| Given exercise |
Collect all lines containing the word "JSON" from the data.

— begin Supplied entries —

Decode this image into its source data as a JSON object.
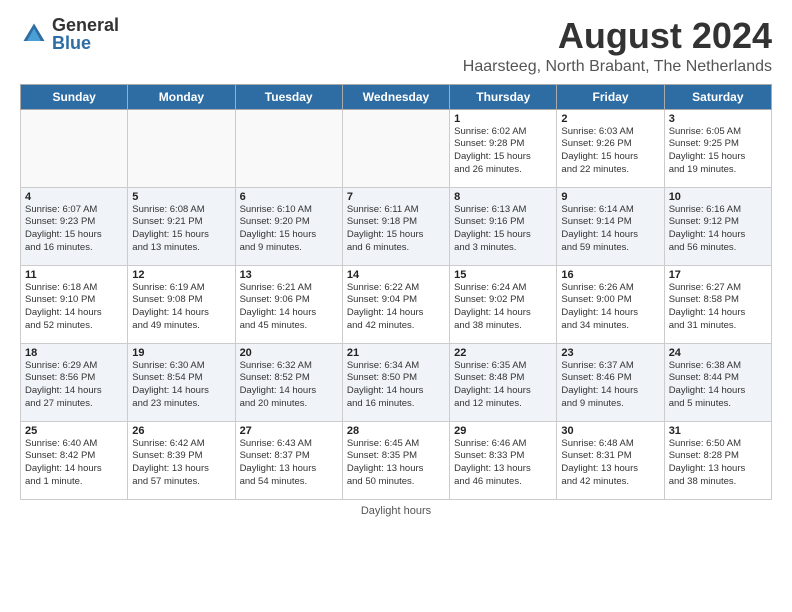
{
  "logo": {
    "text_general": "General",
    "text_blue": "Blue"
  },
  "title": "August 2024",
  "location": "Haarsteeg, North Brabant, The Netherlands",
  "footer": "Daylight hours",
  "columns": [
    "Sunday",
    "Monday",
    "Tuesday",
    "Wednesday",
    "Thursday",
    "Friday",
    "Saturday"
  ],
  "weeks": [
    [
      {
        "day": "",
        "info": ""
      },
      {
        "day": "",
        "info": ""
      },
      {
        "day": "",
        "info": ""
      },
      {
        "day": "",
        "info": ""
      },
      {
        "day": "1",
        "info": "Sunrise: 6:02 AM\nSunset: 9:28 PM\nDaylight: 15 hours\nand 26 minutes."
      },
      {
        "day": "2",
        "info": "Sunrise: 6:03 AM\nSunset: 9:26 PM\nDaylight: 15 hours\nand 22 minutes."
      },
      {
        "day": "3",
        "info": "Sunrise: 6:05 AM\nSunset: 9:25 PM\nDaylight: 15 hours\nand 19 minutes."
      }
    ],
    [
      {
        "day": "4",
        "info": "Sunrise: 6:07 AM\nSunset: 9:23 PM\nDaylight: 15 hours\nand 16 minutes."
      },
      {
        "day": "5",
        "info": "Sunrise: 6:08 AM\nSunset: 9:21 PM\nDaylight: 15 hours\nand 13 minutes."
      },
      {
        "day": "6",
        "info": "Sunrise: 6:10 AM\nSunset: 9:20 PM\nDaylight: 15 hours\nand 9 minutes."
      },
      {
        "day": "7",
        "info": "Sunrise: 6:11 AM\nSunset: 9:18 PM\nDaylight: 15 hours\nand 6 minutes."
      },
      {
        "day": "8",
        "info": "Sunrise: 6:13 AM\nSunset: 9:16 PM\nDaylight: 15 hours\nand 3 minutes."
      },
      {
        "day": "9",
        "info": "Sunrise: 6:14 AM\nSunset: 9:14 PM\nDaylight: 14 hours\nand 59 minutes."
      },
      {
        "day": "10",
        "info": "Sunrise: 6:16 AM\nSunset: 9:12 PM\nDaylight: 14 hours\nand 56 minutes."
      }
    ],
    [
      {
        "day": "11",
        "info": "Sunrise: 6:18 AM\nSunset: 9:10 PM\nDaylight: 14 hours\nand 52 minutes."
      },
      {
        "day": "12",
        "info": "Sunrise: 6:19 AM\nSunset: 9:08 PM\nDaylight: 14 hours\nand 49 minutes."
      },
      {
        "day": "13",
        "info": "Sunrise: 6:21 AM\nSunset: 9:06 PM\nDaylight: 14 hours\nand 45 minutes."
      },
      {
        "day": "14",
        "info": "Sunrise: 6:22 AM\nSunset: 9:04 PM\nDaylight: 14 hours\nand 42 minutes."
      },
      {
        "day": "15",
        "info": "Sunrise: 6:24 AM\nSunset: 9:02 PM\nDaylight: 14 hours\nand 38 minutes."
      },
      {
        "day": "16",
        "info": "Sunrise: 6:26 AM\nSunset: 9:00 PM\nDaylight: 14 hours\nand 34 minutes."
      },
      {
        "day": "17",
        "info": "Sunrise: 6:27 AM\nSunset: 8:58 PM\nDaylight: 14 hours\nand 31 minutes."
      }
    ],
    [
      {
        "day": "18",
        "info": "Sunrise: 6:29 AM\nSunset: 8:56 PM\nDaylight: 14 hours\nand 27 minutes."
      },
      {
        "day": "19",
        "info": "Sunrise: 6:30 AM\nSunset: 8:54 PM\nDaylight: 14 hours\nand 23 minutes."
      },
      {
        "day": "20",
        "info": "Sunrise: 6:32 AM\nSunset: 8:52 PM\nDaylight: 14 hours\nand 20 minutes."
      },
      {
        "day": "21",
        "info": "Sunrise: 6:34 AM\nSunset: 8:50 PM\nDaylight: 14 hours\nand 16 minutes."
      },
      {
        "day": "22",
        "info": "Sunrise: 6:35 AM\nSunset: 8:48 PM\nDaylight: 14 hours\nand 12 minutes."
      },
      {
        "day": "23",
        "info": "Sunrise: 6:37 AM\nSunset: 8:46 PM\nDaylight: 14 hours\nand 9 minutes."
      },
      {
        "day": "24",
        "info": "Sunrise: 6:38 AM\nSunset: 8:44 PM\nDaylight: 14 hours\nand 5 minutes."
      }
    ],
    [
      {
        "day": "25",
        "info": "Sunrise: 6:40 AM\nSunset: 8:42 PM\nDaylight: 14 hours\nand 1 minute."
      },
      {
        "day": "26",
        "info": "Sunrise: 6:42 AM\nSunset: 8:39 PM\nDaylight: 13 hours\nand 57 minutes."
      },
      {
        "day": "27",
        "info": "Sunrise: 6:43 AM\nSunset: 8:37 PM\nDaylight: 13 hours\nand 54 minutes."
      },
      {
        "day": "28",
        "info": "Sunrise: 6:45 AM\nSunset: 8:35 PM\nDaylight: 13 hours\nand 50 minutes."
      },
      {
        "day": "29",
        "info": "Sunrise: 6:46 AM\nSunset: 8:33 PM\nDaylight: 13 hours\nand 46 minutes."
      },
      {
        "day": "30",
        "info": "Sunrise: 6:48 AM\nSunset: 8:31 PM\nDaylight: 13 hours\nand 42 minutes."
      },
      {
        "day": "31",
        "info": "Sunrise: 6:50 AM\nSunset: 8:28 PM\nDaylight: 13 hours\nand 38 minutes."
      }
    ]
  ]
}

— end Supplied entries —
— begin Supplied entries —

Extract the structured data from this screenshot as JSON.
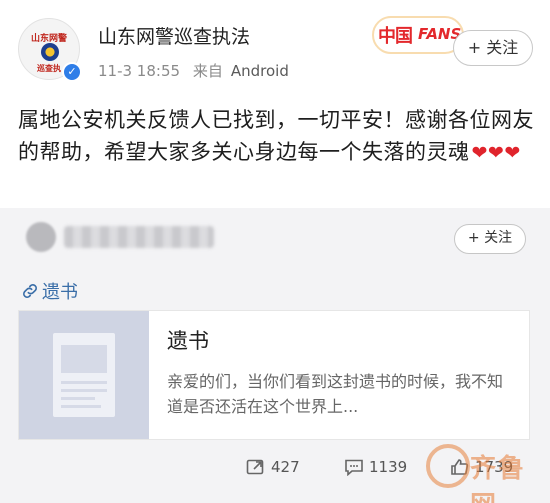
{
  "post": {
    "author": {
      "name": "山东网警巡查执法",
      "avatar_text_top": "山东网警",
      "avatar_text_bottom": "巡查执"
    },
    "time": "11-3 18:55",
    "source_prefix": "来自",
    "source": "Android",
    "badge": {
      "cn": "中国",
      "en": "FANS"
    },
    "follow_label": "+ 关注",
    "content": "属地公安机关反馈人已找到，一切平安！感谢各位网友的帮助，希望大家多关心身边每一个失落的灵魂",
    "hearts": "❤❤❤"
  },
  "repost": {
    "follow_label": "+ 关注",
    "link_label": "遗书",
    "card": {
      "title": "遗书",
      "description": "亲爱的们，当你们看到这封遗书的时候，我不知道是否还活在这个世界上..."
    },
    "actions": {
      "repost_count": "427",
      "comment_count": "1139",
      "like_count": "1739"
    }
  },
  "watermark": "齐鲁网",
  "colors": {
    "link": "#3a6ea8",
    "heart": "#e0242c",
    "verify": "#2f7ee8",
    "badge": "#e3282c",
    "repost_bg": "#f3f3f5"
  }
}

— end Supplied entries —

| The answer |
Decode this image into its source data as a JSON object.
Extract the structured data from this screenshot as JSON.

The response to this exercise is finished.